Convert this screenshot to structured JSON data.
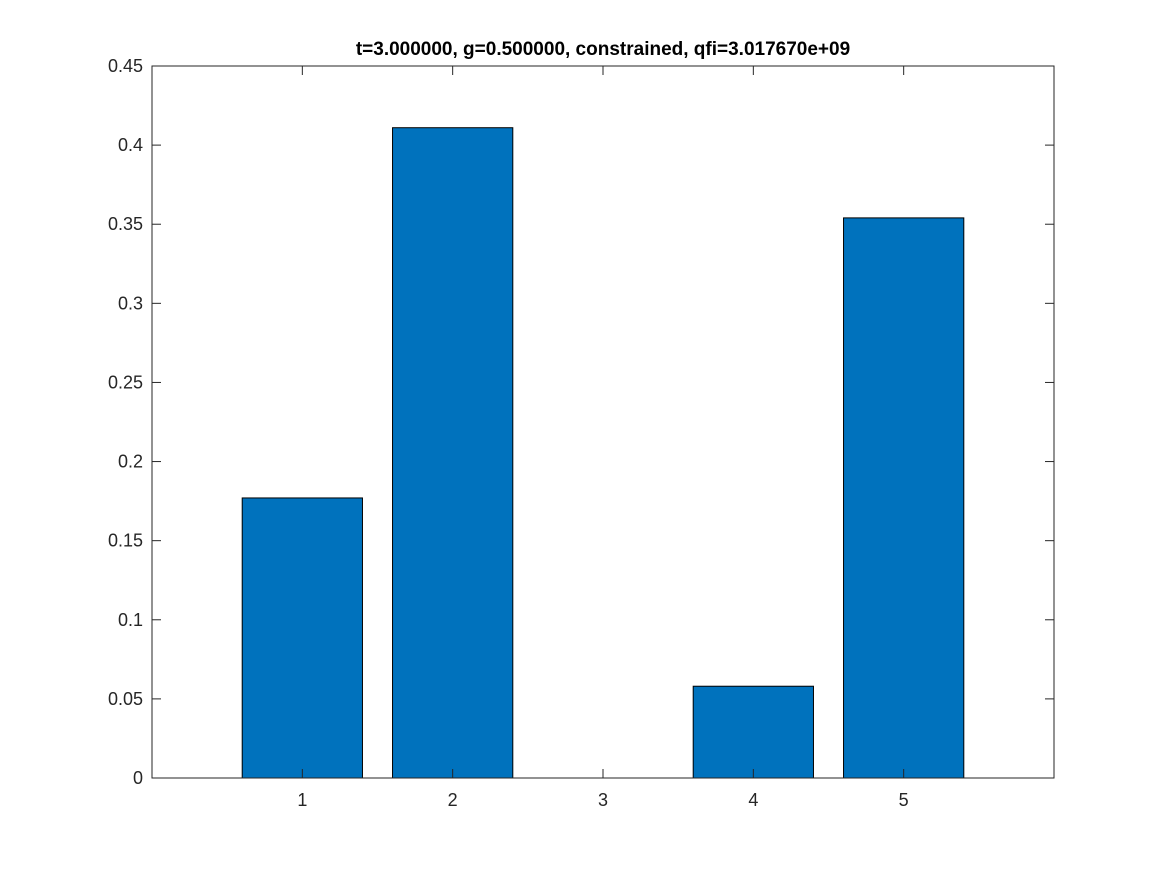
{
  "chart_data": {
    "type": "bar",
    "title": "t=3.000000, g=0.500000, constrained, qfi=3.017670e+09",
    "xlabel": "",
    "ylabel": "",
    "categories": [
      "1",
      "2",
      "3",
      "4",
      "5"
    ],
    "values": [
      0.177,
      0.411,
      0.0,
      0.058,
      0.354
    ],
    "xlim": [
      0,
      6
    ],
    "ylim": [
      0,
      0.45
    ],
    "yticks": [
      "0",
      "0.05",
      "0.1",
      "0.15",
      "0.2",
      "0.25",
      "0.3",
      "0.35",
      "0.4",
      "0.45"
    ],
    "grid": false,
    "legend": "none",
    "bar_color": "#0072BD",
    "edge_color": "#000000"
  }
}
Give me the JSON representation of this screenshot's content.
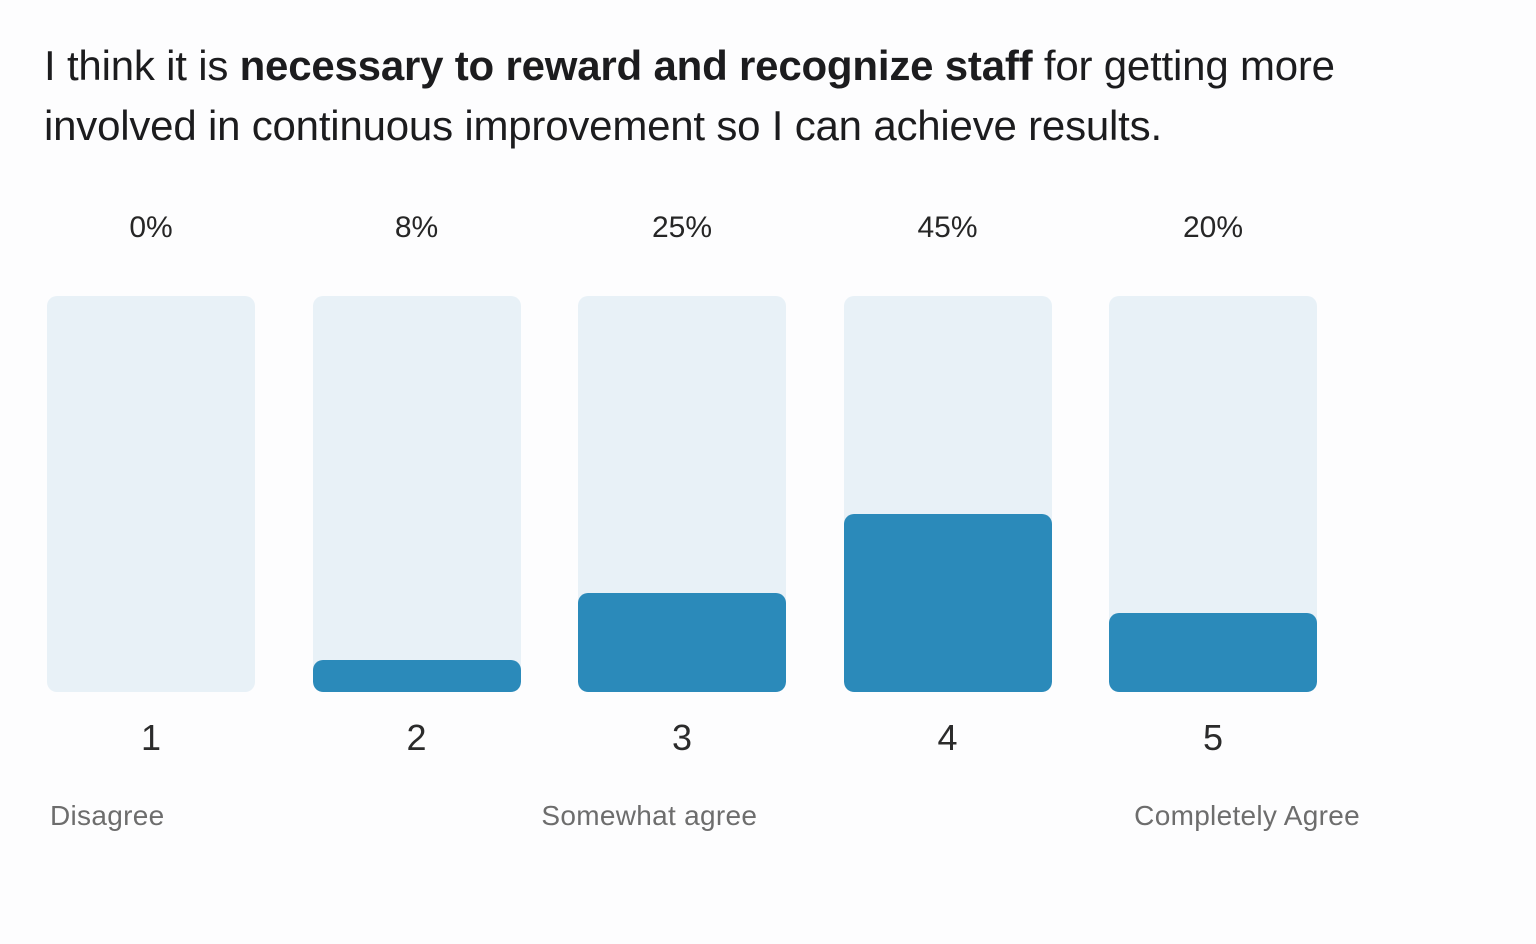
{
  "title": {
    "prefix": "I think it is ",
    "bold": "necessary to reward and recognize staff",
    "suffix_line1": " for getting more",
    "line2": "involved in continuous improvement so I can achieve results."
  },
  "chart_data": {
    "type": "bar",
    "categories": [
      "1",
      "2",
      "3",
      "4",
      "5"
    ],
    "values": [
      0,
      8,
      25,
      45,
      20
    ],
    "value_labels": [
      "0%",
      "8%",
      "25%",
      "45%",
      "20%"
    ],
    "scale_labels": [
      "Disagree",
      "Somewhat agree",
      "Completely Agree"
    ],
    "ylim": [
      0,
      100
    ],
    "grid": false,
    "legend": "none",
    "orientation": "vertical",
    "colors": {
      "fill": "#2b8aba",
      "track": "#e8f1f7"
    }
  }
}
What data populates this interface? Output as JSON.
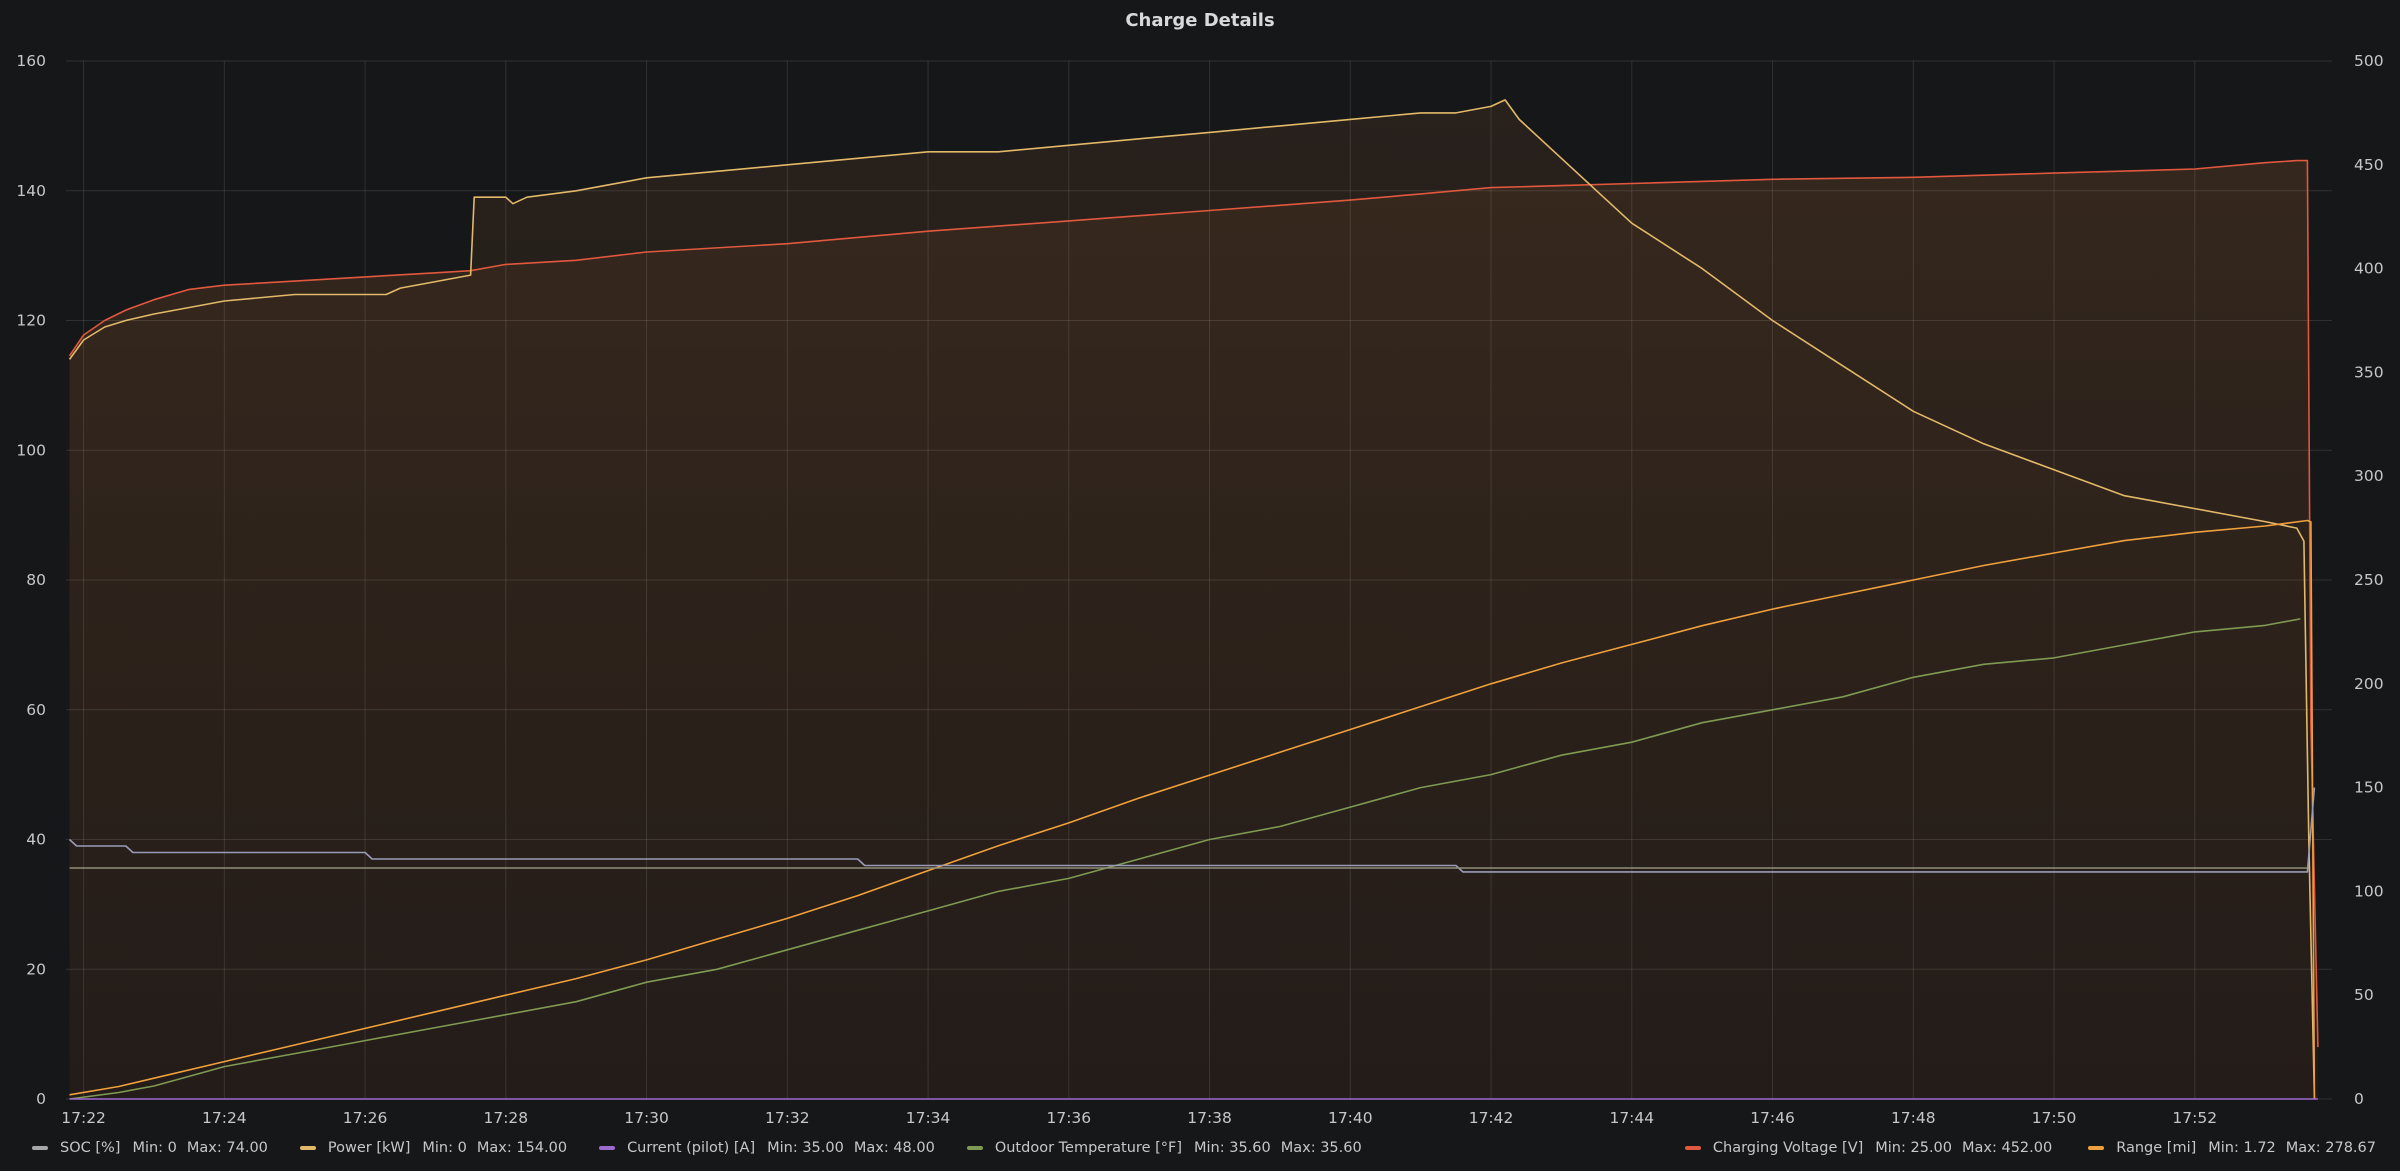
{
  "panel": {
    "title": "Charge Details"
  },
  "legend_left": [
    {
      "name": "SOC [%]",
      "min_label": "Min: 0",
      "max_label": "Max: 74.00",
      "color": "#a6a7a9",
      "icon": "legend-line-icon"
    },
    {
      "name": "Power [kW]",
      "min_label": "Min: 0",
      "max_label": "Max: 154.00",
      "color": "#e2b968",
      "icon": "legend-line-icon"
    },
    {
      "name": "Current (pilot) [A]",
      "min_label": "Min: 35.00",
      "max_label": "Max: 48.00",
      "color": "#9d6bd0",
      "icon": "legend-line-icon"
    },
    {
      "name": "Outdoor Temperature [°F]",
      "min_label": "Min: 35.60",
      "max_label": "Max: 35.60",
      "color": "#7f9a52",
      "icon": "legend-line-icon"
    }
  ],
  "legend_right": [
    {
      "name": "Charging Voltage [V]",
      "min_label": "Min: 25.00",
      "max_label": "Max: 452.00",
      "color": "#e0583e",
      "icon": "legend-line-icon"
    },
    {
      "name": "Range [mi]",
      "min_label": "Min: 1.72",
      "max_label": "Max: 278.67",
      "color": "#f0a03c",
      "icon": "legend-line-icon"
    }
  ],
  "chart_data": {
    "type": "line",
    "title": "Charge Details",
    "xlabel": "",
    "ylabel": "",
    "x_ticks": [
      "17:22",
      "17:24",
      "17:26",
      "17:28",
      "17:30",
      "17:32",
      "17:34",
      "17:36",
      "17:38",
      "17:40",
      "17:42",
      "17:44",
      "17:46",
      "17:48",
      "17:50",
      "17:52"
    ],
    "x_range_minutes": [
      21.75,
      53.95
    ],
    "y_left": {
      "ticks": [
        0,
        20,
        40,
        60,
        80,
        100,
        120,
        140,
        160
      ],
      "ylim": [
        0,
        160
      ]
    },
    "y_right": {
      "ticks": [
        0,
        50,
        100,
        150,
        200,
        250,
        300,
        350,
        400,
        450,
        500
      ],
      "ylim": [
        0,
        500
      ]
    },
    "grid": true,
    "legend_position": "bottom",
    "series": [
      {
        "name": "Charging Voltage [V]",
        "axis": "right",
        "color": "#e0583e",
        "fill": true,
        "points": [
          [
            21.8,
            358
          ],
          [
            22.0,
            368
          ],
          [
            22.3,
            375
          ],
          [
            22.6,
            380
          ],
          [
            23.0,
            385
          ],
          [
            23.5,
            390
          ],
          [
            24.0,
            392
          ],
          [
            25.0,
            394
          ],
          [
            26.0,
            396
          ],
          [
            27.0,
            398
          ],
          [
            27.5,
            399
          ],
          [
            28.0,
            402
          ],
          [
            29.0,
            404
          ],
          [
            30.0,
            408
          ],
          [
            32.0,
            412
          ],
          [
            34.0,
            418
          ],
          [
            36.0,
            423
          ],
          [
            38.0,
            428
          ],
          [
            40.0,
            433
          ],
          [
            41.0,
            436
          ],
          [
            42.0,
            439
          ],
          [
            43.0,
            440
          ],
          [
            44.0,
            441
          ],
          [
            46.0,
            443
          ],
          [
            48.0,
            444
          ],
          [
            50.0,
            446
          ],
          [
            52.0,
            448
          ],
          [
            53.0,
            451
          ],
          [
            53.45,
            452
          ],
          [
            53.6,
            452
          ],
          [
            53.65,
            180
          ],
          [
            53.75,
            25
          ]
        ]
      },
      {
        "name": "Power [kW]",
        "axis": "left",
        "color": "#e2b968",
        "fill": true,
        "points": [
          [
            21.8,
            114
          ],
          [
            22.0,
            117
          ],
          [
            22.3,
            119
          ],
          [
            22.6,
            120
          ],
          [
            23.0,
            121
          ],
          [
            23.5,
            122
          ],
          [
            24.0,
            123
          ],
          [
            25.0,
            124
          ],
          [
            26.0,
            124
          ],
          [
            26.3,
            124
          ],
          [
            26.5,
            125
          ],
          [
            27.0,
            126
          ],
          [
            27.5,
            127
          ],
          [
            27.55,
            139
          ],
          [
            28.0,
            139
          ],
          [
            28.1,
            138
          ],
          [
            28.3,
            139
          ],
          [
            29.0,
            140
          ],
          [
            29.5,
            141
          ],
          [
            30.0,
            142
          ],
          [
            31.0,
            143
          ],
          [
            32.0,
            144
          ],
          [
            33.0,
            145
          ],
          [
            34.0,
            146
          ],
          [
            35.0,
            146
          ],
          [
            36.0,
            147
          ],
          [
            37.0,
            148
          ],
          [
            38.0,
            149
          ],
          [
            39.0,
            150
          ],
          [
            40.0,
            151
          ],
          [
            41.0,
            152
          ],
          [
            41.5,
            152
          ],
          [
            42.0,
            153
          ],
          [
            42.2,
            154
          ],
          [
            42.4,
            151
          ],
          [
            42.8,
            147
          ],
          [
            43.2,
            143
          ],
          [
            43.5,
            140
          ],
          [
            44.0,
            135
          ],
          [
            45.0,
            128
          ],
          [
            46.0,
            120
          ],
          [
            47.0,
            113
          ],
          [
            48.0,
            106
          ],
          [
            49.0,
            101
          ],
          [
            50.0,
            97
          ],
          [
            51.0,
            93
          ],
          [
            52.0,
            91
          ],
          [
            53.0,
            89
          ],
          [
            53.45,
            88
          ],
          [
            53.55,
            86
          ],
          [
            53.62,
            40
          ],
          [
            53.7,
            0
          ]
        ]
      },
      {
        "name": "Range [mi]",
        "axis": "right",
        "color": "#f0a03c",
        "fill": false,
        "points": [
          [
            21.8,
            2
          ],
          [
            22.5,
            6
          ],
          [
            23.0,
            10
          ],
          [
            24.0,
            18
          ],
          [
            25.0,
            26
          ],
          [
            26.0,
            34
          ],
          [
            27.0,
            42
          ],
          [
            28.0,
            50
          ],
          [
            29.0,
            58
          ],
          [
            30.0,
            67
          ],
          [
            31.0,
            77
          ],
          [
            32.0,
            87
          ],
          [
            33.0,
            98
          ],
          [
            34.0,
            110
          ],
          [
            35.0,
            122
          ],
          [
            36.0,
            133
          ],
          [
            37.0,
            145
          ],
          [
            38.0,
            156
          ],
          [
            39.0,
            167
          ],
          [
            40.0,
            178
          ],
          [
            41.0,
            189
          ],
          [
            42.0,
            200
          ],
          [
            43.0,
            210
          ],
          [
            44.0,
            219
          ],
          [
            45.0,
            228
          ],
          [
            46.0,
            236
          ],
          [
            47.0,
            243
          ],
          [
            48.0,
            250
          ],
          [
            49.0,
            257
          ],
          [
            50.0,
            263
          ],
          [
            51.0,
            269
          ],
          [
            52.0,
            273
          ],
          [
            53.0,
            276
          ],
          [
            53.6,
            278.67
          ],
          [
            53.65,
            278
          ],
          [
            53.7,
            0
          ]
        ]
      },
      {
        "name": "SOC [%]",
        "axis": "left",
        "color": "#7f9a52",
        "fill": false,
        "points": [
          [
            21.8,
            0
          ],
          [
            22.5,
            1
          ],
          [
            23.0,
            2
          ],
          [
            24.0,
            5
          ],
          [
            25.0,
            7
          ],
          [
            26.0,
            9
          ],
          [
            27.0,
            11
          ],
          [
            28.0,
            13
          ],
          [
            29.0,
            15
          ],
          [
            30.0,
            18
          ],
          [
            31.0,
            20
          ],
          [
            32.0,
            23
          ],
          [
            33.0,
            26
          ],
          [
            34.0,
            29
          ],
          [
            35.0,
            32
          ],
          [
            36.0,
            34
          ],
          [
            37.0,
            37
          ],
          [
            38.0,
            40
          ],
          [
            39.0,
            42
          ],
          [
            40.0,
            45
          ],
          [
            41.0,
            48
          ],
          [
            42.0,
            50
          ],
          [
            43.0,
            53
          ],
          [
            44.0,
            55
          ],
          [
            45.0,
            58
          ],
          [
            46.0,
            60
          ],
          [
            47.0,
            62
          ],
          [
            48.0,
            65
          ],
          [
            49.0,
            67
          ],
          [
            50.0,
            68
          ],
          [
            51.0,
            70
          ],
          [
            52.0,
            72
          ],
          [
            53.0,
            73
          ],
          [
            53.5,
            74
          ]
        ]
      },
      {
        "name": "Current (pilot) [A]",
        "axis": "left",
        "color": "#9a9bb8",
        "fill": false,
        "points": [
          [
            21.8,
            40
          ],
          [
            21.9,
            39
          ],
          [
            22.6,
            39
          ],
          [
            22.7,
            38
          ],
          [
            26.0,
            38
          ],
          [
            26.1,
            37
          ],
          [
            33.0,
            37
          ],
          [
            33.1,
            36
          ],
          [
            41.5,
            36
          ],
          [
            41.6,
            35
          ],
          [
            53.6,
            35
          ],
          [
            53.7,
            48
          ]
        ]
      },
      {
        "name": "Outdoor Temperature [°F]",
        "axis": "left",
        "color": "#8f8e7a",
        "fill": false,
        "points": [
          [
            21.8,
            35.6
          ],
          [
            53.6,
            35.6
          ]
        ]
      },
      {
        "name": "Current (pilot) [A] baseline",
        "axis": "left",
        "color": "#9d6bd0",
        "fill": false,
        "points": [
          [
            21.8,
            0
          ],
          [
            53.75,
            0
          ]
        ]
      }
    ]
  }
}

WRITTEN REQUEST: Search the lines for "JSON". Copy each line that has it.

PROBLEM SOLUTION:
Convert this screenshot to structured JSON data.
Give me the JSON representation of this screenshot's content.
What data populates this interface? Output as JSON.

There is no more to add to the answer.